WHAT THE EXERCISE ASKS - Pull every "doğru" line out of the data below.

(Data listing)
····················
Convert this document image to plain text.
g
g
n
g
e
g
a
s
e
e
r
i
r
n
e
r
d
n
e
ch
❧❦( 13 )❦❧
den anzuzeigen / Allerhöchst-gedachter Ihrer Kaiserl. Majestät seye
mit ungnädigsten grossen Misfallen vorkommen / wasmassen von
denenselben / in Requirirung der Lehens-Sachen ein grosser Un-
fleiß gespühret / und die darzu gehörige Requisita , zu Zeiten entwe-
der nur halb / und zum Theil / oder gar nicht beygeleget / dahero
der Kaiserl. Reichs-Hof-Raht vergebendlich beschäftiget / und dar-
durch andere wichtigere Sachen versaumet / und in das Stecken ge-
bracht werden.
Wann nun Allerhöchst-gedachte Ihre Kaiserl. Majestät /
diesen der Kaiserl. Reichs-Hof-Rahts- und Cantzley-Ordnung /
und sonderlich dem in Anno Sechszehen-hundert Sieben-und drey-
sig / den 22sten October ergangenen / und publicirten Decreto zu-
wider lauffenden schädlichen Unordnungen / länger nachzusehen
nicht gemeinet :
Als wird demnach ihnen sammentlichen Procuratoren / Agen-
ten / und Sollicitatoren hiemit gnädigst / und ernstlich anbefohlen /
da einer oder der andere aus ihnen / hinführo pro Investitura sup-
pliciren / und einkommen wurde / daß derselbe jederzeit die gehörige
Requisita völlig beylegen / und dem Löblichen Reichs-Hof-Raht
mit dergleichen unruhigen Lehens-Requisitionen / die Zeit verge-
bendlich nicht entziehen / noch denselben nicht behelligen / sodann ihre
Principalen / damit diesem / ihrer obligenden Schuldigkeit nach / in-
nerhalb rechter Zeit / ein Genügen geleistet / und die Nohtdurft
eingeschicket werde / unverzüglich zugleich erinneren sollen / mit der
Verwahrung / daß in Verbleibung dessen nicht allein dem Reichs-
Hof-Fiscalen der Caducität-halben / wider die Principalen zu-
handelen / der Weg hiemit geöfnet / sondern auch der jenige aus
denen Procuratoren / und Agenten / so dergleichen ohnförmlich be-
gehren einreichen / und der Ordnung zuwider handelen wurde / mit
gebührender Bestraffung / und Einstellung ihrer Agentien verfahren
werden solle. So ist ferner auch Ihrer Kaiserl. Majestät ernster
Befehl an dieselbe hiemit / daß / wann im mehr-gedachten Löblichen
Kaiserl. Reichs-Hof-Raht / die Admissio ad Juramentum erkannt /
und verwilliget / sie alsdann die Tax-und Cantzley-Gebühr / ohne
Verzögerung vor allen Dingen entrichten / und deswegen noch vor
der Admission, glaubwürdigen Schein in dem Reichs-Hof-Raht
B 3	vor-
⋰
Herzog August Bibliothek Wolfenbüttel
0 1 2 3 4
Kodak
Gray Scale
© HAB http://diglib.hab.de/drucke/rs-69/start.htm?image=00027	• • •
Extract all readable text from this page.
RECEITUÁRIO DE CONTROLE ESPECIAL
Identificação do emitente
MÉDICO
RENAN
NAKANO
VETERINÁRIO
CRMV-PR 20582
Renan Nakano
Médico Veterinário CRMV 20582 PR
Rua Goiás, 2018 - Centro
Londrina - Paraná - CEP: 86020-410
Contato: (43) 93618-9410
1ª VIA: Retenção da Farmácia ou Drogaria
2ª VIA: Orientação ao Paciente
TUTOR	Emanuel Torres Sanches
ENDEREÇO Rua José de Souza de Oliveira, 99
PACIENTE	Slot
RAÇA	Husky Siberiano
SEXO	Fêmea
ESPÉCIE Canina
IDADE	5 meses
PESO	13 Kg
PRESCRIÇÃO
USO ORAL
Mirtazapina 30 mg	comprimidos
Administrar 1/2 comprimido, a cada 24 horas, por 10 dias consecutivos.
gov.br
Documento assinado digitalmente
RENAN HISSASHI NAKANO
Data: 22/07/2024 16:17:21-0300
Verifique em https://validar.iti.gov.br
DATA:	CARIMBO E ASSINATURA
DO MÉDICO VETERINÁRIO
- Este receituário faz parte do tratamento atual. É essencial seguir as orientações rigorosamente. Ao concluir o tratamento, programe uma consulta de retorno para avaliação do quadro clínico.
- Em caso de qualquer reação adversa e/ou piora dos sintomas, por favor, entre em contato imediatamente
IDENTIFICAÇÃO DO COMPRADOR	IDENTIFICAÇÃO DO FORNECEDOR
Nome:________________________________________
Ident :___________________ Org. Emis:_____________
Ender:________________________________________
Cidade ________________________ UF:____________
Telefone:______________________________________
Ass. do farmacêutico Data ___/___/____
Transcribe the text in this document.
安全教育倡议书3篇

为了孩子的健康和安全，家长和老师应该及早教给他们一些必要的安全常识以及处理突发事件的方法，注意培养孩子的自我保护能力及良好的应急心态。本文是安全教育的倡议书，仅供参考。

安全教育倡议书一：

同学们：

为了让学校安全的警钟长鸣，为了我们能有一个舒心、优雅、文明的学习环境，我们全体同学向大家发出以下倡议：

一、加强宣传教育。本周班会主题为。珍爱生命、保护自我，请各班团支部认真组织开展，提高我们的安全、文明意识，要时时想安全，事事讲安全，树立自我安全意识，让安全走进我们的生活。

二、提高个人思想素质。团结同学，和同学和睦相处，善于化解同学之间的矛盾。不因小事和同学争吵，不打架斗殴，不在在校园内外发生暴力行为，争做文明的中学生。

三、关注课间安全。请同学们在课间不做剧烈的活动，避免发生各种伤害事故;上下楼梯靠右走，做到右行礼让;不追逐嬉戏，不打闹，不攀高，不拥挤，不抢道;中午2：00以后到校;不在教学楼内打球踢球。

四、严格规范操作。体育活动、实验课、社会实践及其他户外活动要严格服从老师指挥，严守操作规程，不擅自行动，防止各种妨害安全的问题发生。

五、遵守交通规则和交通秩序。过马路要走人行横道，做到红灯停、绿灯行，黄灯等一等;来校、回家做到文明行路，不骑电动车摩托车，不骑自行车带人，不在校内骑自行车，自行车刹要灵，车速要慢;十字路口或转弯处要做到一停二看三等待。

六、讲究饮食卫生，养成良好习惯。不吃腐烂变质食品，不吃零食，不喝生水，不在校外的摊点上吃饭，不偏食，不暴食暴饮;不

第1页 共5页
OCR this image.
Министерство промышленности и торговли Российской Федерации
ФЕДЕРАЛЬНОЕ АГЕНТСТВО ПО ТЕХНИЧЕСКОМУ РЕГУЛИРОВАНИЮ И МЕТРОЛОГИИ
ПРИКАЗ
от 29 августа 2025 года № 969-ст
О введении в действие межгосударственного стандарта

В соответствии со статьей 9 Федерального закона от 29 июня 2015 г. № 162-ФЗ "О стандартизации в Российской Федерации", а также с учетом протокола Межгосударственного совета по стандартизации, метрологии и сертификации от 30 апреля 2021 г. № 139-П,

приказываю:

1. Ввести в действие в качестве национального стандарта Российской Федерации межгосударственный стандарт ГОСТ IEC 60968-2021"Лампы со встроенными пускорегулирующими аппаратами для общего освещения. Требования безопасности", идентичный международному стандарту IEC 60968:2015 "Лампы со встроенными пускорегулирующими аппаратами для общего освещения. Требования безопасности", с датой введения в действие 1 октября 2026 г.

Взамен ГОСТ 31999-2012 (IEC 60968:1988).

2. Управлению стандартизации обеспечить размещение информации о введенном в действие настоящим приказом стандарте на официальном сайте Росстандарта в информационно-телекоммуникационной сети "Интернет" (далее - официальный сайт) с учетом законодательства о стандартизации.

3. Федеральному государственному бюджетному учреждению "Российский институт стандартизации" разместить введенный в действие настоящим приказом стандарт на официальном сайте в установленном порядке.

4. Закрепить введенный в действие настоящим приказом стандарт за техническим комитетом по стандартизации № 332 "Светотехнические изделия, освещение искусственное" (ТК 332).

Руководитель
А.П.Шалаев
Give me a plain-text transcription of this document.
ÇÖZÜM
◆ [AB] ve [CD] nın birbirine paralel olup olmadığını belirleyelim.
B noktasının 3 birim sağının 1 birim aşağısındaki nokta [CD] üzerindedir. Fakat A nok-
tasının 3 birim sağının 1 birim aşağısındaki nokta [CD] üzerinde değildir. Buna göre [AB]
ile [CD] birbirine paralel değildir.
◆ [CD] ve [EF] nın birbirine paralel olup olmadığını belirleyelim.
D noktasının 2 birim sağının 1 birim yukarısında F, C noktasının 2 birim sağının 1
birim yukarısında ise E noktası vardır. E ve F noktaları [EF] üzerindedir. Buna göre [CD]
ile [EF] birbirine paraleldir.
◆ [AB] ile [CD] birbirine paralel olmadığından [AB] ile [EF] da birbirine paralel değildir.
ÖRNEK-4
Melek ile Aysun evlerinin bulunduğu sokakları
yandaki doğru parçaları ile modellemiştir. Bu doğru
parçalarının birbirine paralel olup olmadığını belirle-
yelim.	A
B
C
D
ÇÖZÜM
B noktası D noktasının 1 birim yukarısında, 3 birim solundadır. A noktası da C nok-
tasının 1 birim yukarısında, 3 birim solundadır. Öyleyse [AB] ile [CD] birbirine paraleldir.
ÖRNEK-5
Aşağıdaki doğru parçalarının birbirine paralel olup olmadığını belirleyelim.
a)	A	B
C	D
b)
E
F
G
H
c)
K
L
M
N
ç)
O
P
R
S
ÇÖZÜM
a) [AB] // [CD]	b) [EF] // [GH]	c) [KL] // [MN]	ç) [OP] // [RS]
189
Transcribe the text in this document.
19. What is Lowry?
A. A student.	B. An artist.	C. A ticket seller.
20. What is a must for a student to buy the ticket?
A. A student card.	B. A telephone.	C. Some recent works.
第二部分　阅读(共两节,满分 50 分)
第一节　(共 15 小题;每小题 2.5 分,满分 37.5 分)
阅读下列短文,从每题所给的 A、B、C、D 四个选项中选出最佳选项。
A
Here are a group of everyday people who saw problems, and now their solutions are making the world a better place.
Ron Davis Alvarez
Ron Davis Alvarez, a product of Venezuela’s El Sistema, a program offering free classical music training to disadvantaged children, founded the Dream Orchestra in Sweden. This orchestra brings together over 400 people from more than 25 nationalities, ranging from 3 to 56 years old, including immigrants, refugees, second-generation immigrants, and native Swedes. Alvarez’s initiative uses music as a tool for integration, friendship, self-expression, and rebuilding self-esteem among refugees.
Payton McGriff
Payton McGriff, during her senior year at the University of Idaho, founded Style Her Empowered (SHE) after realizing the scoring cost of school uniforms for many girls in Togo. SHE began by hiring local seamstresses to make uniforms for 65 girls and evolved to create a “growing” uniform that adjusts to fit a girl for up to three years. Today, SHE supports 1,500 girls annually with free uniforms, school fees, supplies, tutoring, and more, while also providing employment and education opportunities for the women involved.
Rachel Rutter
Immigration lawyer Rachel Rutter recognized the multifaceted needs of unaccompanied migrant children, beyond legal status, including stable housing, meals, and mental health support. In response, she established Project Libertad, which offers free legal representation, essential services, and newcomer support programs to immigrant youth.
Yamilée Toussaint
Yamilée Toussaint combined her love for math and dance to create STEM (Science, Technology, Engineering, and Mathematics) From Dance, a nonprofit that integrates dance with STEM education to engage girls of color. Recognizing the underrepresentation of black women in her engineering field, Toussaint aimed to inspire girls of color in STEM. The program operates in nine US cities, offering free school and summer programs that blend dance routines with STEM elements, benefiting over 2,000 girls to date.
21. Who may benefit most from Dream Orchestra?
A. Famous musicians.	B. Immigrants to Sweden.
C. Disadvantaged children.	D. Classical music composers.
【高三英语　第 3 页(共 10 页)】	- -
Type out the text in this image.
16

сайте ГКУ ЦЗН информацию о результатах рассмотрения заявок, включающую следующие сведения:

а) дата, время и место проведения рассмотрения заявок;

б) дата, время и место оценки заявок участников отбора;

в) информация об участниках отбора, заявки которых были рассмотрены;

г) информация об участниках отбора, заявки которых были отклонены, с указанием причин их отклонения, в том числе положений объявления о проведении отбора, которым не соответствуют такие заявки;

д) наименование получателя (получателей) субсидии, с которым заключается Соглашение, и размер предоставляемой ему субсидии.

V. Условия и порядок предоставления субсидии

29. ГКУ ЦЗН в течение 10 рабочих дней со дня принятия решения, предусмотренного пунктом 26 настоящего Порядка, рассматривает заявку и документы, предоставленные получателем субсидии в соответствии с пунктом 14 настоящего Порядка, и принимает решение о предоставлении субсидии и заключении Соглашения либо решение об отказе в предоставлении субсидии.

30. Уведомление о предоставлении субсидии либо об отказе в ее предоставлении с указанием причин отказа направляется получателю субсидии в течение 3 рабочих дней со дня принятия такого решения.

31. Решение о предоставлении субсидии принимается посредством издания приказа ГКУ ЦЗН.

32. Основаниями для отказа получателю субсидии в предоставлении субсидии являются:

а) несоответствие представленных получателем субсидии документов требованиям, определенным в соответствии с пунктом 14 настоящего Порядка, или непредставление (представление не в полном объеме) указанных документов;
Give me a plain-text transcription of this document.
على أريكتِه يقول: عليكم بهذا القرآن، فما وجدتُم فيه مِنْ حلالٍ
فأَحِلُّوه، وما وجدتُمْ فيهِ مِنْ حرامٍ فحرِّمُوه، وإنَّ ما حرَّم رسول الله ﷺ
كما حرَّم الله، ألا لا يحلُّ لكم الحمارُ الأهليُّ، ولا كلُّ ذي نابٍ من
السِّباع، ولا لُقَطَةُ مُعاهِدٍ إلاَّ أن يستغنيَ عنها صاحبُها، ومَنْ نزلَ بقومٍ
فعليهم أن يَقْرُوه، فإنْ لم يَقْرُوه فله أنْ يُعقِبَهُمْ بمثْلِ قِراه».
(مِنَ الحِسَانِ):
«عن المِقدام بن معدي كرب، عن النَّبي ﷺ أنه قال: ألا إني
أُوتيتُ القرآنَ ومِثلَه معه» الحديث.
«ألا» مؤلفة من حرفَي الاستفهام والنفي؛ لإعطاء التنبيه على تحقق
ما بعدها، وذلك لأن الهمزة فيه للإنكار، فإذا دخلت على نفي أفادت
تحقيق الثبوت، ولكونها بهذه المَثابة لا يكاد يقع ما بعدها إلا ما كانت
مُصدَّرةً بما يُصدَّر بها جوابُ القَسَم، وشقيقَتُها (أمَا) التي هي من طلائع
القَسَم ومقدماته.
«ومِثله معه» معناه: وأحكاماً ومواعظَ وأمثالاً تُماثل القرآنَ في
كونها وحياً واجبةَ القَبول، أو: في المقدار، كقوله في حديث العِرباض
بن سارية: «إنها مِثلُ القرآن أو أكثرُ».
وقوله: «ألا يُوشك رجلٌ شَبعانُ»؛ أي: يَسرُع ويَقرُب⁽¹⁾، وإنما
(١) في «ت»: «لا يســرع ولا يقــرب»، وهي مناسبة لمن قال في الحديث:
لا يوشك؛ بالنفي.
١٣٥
····················
EXERCISE ANSWER -
yandaki doğru parçaları ile modellemiştir. Bu doğru
Aşağıdaki doğru parçalarının birbirine paralel olup olmadığını belirleyelim.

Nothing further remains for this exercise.